- [Complete the following]:
A: According to the Spur access guide, how many characters of a VNC password are saved?
B: Resume the Spur access guide after its final sentence, carrying on with the steps for establishing interactive access via VNC.

- [Given passage]:
------------
Spur shares all Ranger file systems, with the same capabilities and restrictions. Please see the Ranger User Guide for more details.

System Access

Note the following user guide conventions:
  • Commands issued on spur's login node will be preceded with a "spur$" shell prompt.
  • Compute-node command line examples are preceded with a "vis2$" prompt.
  • Commands issued from your own local machine are indicated with a "mymachine$" shell prompt.

Spur presents a similar interface to Ranger differing only in the name of the login node to use: spur.tacc.utexas.edu. Consult the Ranger User Guide for complete details on available access methods and logging in. However, Spur is intended to be used as an interactive system by remote users; this mode is implemented by using VNC to provide remote users with access to an interactive desktop running on one node of a set of allocated Spur compute nodes. To set this up, the user uses the batch-mode interface to start a job that:

  • Allocates one or more Spur compute nodes;
  • Starts vncserver on one of the nodes;
  • Creates an ssh tunnel on the Spur login node that provides IP access to the compute node's vncserver via a unique port on the Spur login node.

Once this job is running, the user need only create a secure SSH socket connection between his remote system and the Spur login node, and then connect a vncviewer. Once the user has a desktop on the Spur compute node, serial and parallel applications can be run on that desktop using all the resources allocated to the initial batch job. This is illustrated in the following figure:

Note that all visualization and data analysis (VDA) jobs must be run on Spur compute nodes. No VDA applications should be run on the Spur login node (spur.tacc.utexas.edu). VDA applications running on the login node may be terminated without notice, and repeated violations may result in your account being suspended. Please submit a consulting ticket at https://portal.tacc.utexas.edu/consulting with questions regarding this policy.

Establishing Interactive Access Via VNC

To launch an interactive, remotely accessible desktop on a Spur compute node:

  1. ssh to spur:

    mymachine$ ssh -l <username>@spur.tacc.utexas.edu

  2. If this is your first time connecting to spur, you must run vncpasswd to create a password for your VNC servers. This should NOT be your login password! This mechanism only deters unauthorized connections; it is not fully secure, as only the first eight characters of the password are saved. All VNC connections are tunnelled through ssh for extra security, as described below.
  3. Launch a vnc desktop via SGE:

    spur$ qsub /share/doc/sge/job.vnc

    for instance, to specify a particular account and desktop size, use:

    spur$ qsub -A <TG-MyAcct> /share/doc/sge/job.vnc -geometry 1440x900

    This script can be copied to your home directory and modified, particularly if you would like to add your account information or change the default runtime of your job (currently limited to 24 hours). You can also change job runtime using the qsub command-line option "-l h_rt=<hours:minutes:seconds>". To request a specific node, use the command line option "-l h=<node>". For example, to request visbig, use "-l h=ivisbig". Note that you must put a leading 'i' before the node name.
------------
- [Raw data]:
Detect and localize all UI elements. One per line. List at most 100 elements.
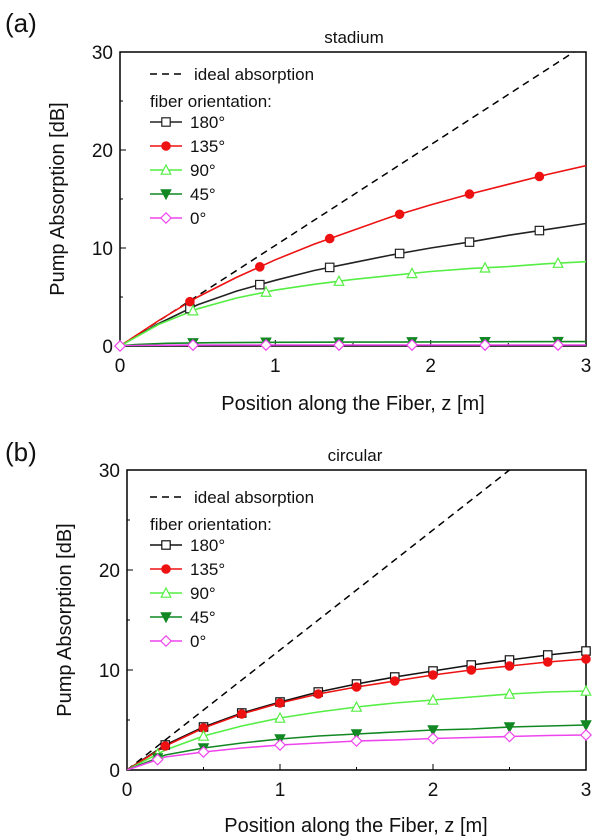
------------
- [The responses]:
A: Only the first eight characters are saved.

B:
    The default window manager is twm, a spartan window manager which reduces connection overhead. Gnome is available, if your connection speed is sufficient to support it. To use gnome, open the file ~/.vnc/xstartup and replace twm with gnome-session.

  4. Once the job launches, connection info will be written to vncserver.out in your home directory. The very first time you run the VNC script, the vncserver file will not exist, so you can create it with the touch command. You can then track when your connection information is written out using the tail -f command:

    spur$ touch ~/vncserver.out
    spur$ tail -f ~/vncserver.out

  5. The connection info will have a VNC port on spur for your session. However, for security,

    TACC requires that you tunnel your VNC session through ssh. You can set up a tunnel on a unix command line, or with a GUI-based ssh client. You will need to select an arbitrary VNC port number on your local machine for the tunnel.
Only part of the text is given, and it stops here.